WHAT IS REQUIRED:
Provide the data again in its entirety, exactly as given.

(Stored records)
##########
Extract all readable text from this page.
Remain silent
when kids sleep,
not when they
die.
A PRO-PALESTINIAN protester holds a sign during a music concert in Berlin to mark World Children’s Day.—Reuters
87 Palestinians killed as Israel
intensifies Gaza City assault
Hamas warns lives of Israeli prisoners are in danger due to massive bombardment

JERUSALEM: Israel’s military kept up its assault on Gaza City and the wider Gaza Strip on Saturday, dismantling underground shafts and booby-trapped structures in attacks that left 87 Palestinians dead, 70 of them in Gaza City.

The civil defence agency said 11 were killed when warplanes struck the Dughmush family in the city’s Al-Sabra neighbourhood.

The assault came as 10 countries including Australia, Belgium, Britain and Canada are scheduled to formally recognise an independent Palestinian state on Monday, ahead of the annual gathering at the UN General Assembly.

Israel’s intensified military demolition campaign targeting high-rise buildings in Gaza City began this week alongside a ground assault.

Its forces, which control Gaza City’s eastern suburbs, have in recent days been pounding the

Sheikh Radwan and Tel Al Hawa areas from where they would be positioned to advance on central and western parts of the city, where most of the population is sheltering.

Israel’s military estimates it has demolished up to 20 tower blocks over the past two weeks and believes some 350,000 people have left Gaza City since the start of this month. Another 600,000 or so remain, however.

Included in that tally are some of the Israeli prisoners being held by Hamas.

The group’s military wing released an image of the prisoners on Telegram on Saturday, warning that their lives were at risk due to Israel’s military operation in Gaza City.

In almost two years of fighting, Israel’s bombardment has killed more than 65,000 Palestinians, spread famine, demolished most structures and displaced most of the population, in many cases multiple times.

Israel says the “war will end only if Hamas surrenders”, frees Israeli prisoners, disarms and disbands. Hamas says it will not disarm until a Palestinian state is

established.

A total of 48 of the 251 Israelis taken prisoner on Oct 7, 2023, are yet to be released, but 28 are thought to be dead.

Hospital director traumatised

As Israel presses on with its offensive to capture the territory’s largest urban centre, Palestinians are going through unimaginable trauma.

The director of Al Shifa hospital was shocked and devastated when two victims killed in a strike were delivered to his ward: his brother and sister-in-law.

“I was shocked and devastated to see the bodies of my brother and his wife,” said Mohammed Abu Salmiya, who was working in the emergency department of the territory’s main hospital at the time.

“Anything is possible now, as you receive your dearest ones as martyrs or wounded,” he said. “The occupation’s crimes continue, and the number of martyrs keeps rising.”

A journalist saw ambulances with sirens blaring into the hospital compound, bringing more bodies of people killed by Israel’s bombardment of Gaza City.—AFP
##########
OUTPUT FOR THIS TASK:
Extract all readable text from this page.
Remain silent
when kids sleep,
not when they
die.
A PRO-PALESTINIAN protester holds a sign during a music concert in Berlin to mark World Children’s Day.—Reuters
87 Palestinians killed as Israel
intensifies Gaza City assault
Hamas warns lives of Israeli prisoners are in danger due to massive bombardment

JERUSALEM: Israel’s military kept up its assault on Gaza City and the wider Gaza Strip on Saturday, dismantling underground shafts and booby-trapped structures in attacks that left 87 Palestinians dead, 70 of them in Gaza City.

The civil defence agency said 11 were killed when warplanes struck the Dughmush family in the city’s Al-Sabra neighbourhood.

The assault came as 10 countries including Australia, Belgium, Britain and Canada are scheduled to formally recognise an independent Palestinian state on Monday, ahead of the annual gathering at the UN General Assembly.

Israel’s intensified military demolition campaign targeting high-rise buildings in Gaza City began this week alongside a ground assault.

Its forces, which control Gaza City’s eastern suburbs, have in recent days been pounding the

Sheikh Radwan and Tel Al Hawa areas from where they would be positioned to advance on central and western parts of the city, where most of the population is sheltering.

Israel’s military estimates it has demolished up to 20 tower blocks over the past two weeks and believes some 350,000 people have left Gaza City since the start of this month. Another 600,000 or so remain, however.

Included in that tally are some of the Israeli prisoners being held by Hamas.

The group’s military wing released an image of the prisoners on Telegram on Saturday, warning that their lives were at risk due to Israel’s military operation in Gaza City.

In almost two years of fighting, Israel’s bombardment has killed more than 65,000 Palestinians, spread famine, demolished most structures and displaced most of the population, in many cases multiple times.

Israel says the “war will end only if Hamas surrenders”, frees Israeli prisoners, disarms and disbands. Hamas says it will not disarm until a Palestinian state is

established.

A total of 48 of the 251 Israelis taken prisoner on Oct 7, 2023, are yet to be released, but 28 are thought to be dead.

Hospital director traumatised

As Israel presses on with its offensive to capture the territory’s largest urban centre, Palestinians are going through unimaginable trauma.

The director of Al Shifa hospital was shocked and devastated when two victims killed in a strike were delivered to his ward: his brother and sister-in-law.

“I was shocked and devastated to see the bodies of my brother and his wife,” said Mohammed Abu Salmiya, who was working in the emergency department of the territory’s main hospital at the time.

“Anything is possible now, as you receive your dearest ones as martyrs or wounded,” he said. “The occupation’s crimes continue, and the number of martyrs keeps rising.”

A journalist saw ambulances with sirens blaring into the hospital compound, bringing more bodies of people killed by Israel’s bombardment of Gaza City.—AFP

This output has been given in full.